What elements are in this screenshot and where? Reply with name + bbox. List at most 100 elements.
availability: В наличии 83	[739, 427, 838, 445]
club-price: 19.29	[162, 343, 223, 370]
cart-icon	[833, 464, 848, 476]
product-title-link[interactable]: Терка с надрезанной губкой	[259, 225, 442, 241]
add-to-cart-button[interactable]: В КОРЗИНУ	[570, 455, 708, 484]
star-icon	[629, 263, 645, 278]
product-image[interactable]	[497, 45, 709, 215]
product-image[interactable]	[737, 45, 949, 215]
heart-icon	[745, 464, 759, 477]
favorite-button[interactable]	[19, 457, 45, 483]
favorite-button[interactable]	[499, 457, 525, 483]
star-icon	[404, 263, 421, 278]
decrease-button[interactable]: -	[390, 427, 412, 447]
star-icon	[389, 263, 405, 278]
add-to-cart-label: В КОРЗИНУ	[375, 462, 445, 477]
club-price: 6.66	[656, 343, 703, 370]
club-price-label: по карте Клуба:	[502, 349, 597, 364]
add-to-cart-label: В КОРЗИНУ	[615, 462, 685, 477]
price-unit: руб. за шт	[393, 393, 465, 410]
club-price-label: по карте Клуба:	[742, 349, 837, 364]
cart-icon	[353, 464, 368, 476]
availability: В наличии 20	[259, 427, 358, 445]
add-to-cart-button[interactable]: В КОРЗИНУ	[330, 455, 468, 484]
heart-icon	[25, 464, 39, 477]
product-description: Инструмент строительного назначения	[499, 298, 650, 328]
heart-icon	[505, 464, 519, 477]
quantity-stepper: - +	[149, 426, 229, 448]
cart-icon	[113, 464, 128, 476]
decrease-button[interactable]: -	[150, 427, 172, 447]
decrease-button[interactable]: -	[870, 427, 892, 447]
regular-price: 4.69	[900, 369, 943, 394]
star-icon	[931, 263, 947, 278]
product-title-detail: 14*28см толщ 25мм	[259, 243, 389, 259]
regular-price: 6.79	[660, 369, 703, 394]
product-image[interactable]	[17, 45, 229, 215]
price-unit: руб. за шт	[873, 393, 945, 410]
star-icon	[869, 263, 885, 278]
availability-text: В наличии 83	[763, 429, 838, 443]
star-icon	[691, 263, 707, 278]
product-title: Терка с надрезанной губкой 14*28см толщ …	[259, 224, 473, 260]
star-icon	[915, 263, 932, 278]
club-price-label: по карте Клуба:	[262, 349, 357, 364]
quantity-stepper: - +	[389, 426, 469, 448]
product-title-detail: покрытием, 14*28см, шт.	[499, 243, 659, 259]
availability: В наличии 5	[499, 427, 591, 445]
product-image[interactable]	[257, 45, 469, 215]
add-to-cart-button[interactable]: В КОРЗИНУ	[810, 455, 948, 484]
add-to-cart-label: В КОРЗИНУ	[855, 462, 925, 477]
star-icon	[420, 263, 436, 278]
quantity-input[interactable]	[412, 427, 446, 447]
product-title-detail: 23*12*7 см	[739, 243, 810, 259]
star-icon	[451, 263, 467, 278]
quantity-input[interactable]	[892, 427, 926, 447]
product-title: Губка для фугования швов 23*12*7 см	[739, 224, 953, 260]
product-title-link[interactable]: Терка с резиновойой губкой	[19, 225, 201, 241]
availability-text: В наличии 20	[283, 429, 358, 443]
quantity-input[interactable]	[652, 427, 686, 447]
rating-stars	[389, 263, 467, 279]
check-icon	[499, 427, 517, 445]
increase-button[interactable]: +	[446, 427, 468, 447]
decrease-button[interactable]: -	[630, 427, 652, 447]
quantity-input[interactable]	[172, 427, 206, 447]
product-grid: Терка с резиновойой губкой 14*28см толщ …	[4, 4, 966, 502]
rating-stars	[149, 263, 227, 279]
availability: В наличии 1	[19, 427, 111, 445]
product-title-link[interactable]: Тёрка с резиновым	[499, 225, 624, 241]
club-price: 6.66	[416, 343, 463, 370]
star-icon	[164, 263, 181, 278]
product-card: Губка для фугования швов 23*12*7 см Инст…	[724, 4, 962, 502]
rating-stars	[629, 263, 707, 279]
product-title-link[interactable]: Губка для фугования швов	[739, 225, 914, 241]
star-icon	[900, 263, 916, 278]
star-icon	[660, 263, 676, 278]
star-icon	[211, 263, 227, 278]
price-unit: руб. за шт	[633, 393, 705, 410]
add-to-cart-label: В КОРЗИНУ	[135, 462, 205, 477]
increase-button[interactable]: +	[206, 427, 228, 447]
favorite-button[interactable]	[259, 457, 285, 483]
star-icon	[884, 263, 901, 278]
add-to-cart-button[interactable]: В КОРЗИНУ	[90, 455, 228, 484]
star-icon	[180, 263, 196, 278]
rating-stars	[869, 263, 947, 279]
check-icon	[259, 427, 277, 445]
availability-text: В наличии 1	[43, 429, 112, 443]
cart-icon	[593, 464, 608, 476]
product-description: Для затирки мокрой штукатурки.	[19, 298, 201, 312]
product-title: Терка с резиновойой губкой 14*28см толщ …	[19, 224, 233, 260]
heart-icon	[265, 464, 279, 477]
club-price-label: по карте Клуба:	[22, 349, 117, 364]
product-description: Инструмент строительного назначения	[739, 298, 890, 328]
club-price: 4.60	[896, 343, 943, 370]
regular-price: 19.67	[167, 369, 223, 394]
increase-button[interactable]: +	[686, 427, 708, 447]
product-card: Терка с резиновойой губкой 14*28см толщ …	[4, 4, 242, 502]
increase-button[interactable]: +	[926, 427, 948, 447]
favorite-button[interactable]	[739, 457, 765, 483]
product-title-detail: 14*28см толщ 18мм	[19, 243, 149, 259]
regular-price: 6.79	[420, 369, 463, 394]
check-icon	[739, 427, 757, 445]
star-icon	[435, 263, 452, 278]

* * * *

### Given task
Reproduce all of the lines above, substituting "like-icon" for each occurrence of "heart-icon" and keeping everything else the same.

### Solution to the problem
What elements are in this screenshot and where? Reply with name + bbox. List at most 100 elements.
availability: В наличии 83	[739, 427, 838, 445]
club-price: 19.29	[162, 343, 223, 370]
cart-icon	[833, 464, 848, 476]
product-title-link[interactable]: Терка с надрезанной губкой	[259, 225, 442, 241]
add-to-cart-button[interactable]: В КОРЗИНУ	[570, 455, 708, 484]
star-icon	[629, 263, 645, 278]
product-image[interactable]	[497, 45, 709, 215]
product-image[interactable]	[737, 45, 949, 215]
like-icon	[745, 464, 759, 477]
favorite-button[interactable]	[19, 457, 45, 483]
favorite-button[interactable]	[499, 457, 525, 483]
star-icon	[404, 263, 421, 278]
decrease-button[interactable]: -	[390, 427, 412, 447]
star-icon	[389, 263, 405, 278]
add-to-cart-label: В КОРЗИНУ	[375, 462, 445, 477]
club-price: 6.66	[656, 343, 703, 370]
club-price-label: по карте Клуба:	[502, 349, 597, 364]
add-to-cart-label: В КОРЗИНУ	[615, 462, 685, 477]
price-unit: руб. за шт	[393, 393, 465, 410]
club-price-label: по карте Клуба:	[742, 349, 837, 364]
cart-icon	[353, 464, 368, 476]
availability: В наличии 20	[259, 427, 358, 445]
add-to-cart-button[interactable]: В КОРЗИНУ	[330, 455, 468, 484]
like-icon	[25, 464, 39, 477]
product-description: Инструмент строительного назначения	[499, 298, 650, 328]
like-icon	[505, 464, 519, 477]
quantity-stepper: - +	[149, 426, 229, 448]
cart-icon	[113, 464, 128, 476]
decrease-button[interactable]: -	[150, 427, 172, 447]
decrease-button[interactable]: -	[870, 427, 892, 447]
regular-price: 4.69	[900, 369, 943, 394]
star-icon	[931, 263, 947, 278]
product-title-detail: 14*28см толщ 25мм	[259, 243, 389, 259]
regular-price: 6.79	[660, 369, 703, 394]
product-image[interactable]	[17, 45, 229, 215]
price-unit: руб. за шт	[873, 393, 945, 410]
star-icon	[869, 263, 885, 278]
availability-text: В наличии 83	[763, 429, 838, 443]
star-icon	[691, 263, 707, 278]
product-title: Терка с надрезанной губкой 14*28см толщ …	[259, 224, 473, 260]
star-icon	[915, 263, 932, 278]
club-price-label: по карте Клуба:	[262, 349, 357, 364]
quantity-stepper: - +	[389, 426, 469, 448]
product-title-detail: покрытием, 14*28см, шт.	[499, 243, 659, 259]
availability: В наличии 5	[499, 427, 591, 445]
product-image[interactable]	[257, 45, 469, 215]
add-to-cart-button[interactable]: В КОРЗИНУ	[810, 455, 948, 484]
add-to-cart-label: В КОРЗИНУ	[855, 462, 925, 477]
star-icon	[420, 263, 436, 278]
quantity-input[interactable]	[412, 427, 446, 447]
product-title-detail: 23*12*7 см	[739, 243, 810, 259]
star-icon	[451, 263, 467, 278]
quantity-input[interactable]	[892, 427, 926, 447]
product-title: Губка для фугования швов 23*12*7 см	[739, 224, 953, 260]
product-title-link[interactable]: Терка с резиновойой губкой	[19, 225, 201, 241]
availability-text: В наличии 20	[283, 429, 358, 443]
quantity-input[interactable]	[652, 427, 686, 447]
rating-stars	[389, 263, 467, 279]
check-icon	[499, 427, 517, 445]
increase-button[interactable]: +	[446, 427, 468, 447]
decrease-button[interactable]: -	[630, 427, 652, 447]
quantity-input[interactable]	[172, 427, 206, 447]
product-grid: Терка с резиновойой губкой 14*28см толщ …	[4, 4, 966, 502]
rating-stars	[149, 263, 227, 279]
availability: В наличии 1	[19, 427, 111, 445]
product-title-link[interactable]: Тёрка с резиновым	[499, 225, 624, 241]
club-price: 6.66	[416, 343, 463, 370]
star-icon	[164, 263, 181, 278]
product-card: Губка для фугования швов 23*12*7 см Инст…	[724, 4, 962, 502]
rating-stars	[629, 263, 707, 279]
product-title-link[interactable]: Губка для фугования швов	[739, 225, 914, 241]
star-icon	[900, 263, 916, 278]
star-icon	[660, 263, 676, 278]
star-icon	[211, 263, 227, 278]
price-unit: руб. за шт	[633, 393, 705, 410]
add-to-cart-label: В КОРЗИНУ	[135, 462, 205, 477]
increase-button[interactable]: +	[206, 427, 228, 447]
favorite-button[interactable]	[259, 457, 285, 483]
star-icon	[884, 263, 901, 278]
add-to-cart-button[interactable]: В КОРЗИНУ	[90, 455, 228, 484]
star-icon	[180, 263, 196, 278]
rating-stars	[869, 263, 947, 279]
check-icon	[259, 427, 277, 445]
availability-text: В наличии 1	[43, 429, 112, 443]
cart-icon	[593, 464, 608, 476]
product-description: Для затирки мокрой штукатурки.	[19, 298, 201, 312]
product-title: Терка с резиновойой губкой 14*28см толщ …	[19, 224, 233, 260]
like-icon	[265, 464, 279, 477]
club-price-label: по карте Клуба:	[22, 349, 117, 364]
product-description: Инструмент строительного назначения	[739, 298, 890, 328]
club-price: 4.60	[896, 343, 943, 370]
regular-price: 19.67	[167, 369, 223, 394]
increase-button[interactable]: +	[686, 427, 708, 447]
product-card: Терка с резиновойой губкой 14*28см толщ …	[4, 4, 242, 502]
increase-button[interactable]: +	[926, 427, 948, 447]
favorite-button[interactable]	[739, 457, 765, 483]
product-title-detail: 14*28см толщ 18мм	[19, 243, 149, 259]
regular-price: 6.79	[420, 369, 463, 394]
check-icon	[739, 427, 757, 445]
star-icon	[435, 263, 452, 278]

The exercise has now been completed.